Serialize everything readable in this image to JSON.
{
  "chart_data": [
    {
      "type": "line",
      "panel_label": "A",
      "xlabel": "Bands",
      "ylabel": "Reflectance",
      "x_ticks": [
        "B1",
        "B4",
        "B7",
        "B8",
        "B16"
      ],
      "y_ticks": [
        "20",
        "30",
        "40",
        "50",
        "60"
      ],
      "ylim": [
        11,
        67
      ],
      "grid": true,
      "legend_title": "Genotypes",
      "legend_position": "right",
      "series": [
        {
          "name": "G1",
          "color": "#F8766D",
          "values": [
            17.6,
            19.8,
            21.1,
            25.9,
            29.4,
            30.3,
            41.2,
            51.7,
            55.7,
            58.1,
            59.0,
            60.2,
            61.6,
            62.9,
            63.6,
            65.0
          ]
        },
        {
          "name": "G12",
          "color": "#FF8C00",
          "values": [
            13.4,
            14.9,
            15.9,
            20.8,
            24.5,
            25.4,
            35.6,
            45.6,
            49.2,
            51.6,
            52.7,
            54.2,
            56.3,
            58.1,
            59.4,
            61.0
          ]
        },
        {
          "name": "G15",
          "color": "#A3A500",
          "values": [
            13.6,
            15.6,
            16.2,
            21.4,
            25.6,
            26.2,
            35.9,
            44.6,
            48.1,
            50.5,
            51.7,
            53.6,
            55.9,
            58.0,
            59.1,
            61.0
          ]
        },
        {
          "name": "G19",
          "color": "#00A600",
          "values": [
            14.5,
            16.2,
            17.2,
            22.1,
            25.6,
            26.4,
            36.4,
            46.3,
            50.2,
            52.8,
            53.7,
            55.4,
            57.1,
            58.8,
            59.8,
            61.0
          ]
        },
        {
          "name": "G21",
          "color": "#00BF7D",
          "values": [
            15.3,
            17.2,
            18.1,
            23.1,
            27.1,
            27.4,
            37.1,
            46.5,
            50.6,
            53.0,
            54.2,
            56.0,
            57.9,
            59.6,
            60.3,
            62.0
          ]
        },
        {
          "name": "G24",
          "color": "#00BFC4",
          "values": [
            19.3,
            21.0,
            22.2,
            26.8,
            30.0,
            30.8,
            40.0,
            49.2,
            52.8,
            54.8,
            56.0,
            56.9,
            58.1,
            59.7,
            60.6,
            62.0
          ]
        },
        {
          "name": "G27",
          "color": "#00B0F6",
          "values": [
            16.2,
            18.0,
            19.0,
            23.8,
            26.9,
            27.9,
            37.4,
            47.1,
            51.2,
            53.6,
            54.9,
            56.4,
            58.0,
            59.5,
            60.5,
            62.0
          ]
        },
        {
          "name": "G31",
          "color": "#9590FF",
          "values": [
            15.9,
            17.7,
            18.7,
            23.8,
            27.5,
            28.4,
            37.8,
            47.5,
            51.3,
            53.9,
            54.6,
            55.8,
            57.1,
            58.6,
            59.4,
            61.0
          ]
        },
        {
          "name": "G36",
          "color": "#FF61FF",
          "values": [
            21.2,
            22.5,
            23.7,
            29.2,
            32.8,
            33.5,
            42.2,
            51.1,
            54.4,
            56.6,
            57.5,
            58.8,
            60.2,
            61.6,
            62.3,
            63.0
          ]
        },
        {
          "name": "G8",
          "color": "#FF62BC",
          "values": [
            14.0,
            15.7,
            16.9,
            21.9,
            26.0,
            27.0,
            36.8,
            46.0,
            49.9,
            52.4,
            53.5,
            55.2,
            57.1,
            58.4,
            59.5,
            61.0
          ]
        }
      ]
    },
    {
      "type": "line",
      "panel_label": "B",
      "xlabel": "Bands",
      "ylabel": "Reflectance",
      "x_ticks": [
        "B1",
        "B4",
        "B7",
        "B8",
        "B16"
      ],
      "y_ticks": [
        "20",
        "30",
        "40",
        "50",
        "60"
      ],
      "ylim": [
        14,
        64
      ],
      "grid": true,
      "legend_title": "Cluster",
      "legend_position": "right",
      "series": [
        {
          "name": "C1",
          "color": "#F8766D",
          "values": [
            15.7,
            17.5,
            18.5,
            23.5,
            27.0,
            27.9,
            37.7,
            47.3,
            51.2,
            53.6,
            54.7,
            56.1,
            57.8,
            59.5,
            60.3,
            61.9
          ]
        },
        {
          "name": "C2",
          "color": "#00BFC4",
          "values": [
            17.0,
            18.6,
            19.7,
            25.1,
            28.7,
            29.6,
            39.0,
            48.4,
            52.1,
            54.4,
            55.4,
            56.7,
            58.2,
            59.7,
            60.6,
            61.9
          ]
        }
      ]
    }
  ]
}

○ ○ ○ ○

Copy out all the entries shown above, character for character.

Serialize everything readable in this image to JSON.
{
  "chart_data": [
    {
      "type": "line",
      "panel_label": "A",
      "xlabel": "Bands",
      "ylabel": "Reflectance",
      "x_ticks": [
        "B1",
        "B4",
        "B7",
        "B8",
        "B16"
      ],
      "y_ticks": [
        "20",
        "30",
        "40",
        "50",
        "60"
      ],
      "ylim": [
        11,
        67
      ],
      "grid": true,
      "legend_title": "Genotypes",
      "legend_position": "right",
      "series": [
        {
          "name": "G1",
          "color": "#F8766D",
          "values": [
            17.6,
            19.8,
            21.1,
            25.9,
            29.4,
            30.3,
            41.2,
            51.7,
            55.7,
            58.1,
            59.0,
            60.2,
            61.6,
            62.9,
            63.6,
            65.0
          ]
        },
        {
          "name": "G12",
          "color": "#FF8C00",
          "values": [
            13.4,
            14.9,
            15.9,
            20.8,
            24.5,
            25.4,
            35.6,
            45.6,
            49.2,
            51.6,
            52.7,
            54.2,
            56.3,
            58.1,
            59.4,
            61.0
          ]
        },
        {
          "name": "G15",
          "color": "#A3A500",
          "values": [
            13.6,
            15.6,
            16.2,
            21.4,
            25.6,
            26.2,
            35.9,
            44.6,
            48.1,
            50.5,
            51.7,
            53.6,
            55.9,
            58.0,
            59.1,
            61.0
          ]
        },
        {
          "name": "G19",
          "color": "#00A600",
          "values": [
            14.5,
            16.2,
            17.2,
            22.1,
            25.6,
            26.4,
            36.4,
            46.3,
            50.2,
            52.8,
            53.7,
            55.4,
            57.1,
            58.8,
            59.8,
            61.0
          ]
        },
        {
          "name": "G21",
          "color": "#00BF7D",
          "values": [
            15.3,
            17.2,
            18.1,
            23.1,
            27.1,
            27.4,
            37.1,
            46.5,
            50.6,
            53.0,
            54.2,
            56.0,
            57.9,
            59.6,
            60.3,
            62.0
          ]
        },
        {
          "name": "G24",
          "color": "#00BFC4",
          "values": [
            19.3,
            21.0,
            22.2,
            26.8,
            30.0,
            30.8,
            40.0,
            49.2,
            52.8,
            54.8,
            56.0,
            56.9,
            58.1,
            59.7,
            60.6,
            62.0
          ]
        },
        {
          "name": "G27",
          "color": "#00B0F6",
          "values": [
            16.2,
            18.0,
            19.0,
            23.8,
            26.9,
            27.9,
            37.4,
            47.1,
            51.2,
            53.6,
            54.9,
            56.4,
            58.0,
            59.5,
            60.5,
            62.0
          ]
        },
        {
          "name": "G31",
          "color": "#9590FF",
          "values": [
            15.9,
            17.7,
            18.7,
            23.8,
            27.5,
            28.4,
            37.8,
            47.5,
            51.3,
            53.9,
            54.6,
            55.8,
            57.1,
            58.6,
            59.4,
            61.0
          ]
        },
        {
          "name": "G36",
          "color": "#FF61FF",
          "values": [
            21.2,
            22.5,
            23.7,
            29.2,
            32.8,
            33.5,
            42.2,
            51.1,
            54.4,
            56.6,
            57.5,
            58.8,
            60.2,
            61.6,
            62.3,
            63.0
          ]
        },
        {
          "name": "G8",
          "color": "#FF62BC",
          "values": [
            14.0,
            15.7,
            16.9,
            21.9,
            26.0,
            27.0,
            36.8,
            46.0,
            49.9,
            52.4,
            53.5,
            55.2,
            57.1,
            58.4,
            59.5,
            61.0
          ]
        }
      ]
    },
    {
      "type": "line",
      "panel_label": "B",
      "xlabel": "Bands",
      "ylabel": "Reflectance",
      "x_ticks": [
        "B1",
        "B4",
        "B7",
        "B8",
        "B16"
      ],
      "y_ticks": [
        "20",
        "30",
        "40",
        "50",
        "60"
      ],
      "ylim": [
        14,
        64
      ],
      "grid": true,
      "legend_title": "Cluster",
      "legend_position": "right",
      "series": [
        {
          "name": "C1",
          "color": "#F8766D",
          "values": [
            15.7,
            17.5,
            18.5,
            23.5,
            27.0,
            27.9,
            37.7,
            47.3,
            51.2,
            53.6,
            54.7,
            56.1,
            57.8,
            59.5,
            60.3,
            61.9
          ]
        },
        {
          "name": "C2",
          "color": "#00BFC4",
          "values": [
            17.0,
            18.6,
            19.7,
            25.1,
            28.7,
            29.6,
            39.0,
            48.4,
            52.1,
            54.4,
            55.4,
            56.7,
            58.2,
            59.7,
            60.6,
            61.9
          ]
        }
      ]
    }
  ]
}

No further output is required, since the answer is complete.